— Start of Information shown —

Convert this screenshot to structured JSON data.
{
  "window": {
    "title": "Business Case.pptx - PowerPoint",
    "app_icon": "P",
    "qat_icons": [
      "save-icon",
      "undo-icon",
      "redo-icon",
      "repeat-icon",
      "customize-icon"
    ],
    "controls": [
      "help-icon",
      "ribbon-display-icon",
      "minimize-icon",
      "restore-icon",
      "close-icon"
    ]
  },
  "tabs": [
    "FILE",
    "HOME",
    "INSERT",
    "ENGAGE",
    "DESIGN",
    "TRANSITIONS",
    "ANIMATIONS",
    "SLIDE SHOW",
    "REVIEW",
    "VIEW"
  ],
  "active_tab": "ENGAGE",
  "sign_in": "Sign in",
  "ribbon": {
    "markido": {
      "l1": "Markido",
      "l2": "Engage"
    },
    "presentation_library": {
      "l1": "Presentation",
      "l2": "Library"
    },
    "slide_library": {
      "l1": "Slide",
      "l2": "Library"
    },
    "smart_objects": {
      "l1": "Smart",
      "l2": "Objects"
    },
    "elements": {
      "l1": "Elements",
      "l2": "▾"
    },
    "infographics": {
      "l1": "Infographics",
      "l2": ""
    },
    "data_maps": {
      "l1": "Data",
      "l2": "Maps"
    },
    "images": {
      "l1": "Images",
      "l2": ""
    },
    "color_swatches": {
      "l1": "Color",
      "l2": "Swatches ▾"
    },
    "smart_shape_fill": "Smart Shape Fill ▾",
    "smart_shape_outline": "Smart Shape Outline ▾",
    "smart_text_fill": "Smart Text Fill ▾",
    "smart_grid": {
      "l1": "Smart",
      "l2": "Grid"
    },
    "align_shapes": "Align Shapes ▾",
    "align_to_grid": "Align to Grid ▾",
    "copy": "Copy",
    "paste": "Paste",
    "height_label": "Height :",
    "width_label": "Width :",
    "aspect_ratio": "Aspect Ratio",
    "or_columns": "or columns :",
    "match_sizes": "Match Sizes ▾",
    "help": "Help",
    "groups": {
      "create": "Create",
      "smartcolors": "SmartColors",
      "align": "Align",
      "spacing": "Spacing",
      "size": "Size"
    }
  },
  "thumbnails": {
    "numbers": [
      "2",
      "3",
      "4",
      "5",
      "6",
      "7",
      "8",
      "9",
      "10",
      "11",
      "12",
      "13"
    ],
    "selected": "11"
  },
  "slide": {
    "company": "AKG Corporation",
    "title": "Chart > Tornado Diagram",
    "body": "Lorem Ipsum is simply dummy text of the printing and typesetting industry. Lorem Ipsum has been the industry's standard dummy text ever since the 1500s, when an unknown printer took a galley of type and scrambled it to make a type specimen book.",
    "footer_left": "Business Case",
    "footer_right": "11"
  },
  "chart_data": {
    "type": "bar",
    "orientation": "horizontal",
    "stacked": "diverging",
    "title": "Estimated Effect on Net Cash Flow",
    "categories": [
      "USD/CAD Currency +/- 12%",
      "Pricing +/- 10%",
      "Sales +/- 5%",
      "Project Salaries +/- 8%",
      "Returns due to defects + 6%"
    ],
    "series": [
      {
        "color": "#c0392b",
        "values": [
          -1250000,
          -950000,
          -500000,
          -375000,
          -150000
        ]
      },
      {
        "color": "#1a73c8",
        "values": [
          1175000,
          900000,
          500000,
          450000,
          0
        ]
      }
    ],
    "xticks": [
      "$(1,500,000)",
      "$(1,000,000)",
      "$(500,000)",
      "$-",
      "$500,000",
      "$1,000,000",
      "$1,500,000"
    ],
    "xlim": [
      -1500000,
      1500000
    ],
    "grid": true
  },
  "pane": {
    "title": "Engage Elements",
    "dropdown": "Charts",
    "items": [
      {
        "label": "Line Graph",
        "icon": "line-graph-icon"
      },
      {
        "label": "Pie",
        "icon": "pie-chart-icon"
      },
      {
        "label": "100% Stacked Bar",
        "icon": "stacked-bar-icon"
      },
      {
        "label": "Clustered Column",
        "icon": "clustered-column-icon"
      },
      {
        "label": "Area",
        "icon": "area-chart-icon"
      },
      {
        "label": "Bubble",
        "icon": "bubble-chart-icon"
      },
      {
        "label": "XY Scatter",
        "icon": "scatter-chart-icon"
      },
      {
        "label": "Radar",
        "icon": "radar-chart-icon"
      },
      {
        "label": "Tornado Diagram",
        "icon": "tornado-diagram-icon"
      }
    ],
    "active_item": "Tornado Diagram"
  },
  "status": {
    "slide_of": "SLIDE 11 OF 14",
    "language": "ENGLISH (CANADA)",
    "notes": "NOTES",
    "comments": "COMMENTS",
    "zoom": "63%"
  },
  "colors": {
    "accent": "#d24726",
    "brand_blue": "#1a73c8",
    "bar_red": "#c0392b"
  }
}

— End of Information shown —

Show the lines from the data above that contain the string "Business".

    "title": "Business Case.pptx - PowerPoint",
    "footer_left": "Business Case",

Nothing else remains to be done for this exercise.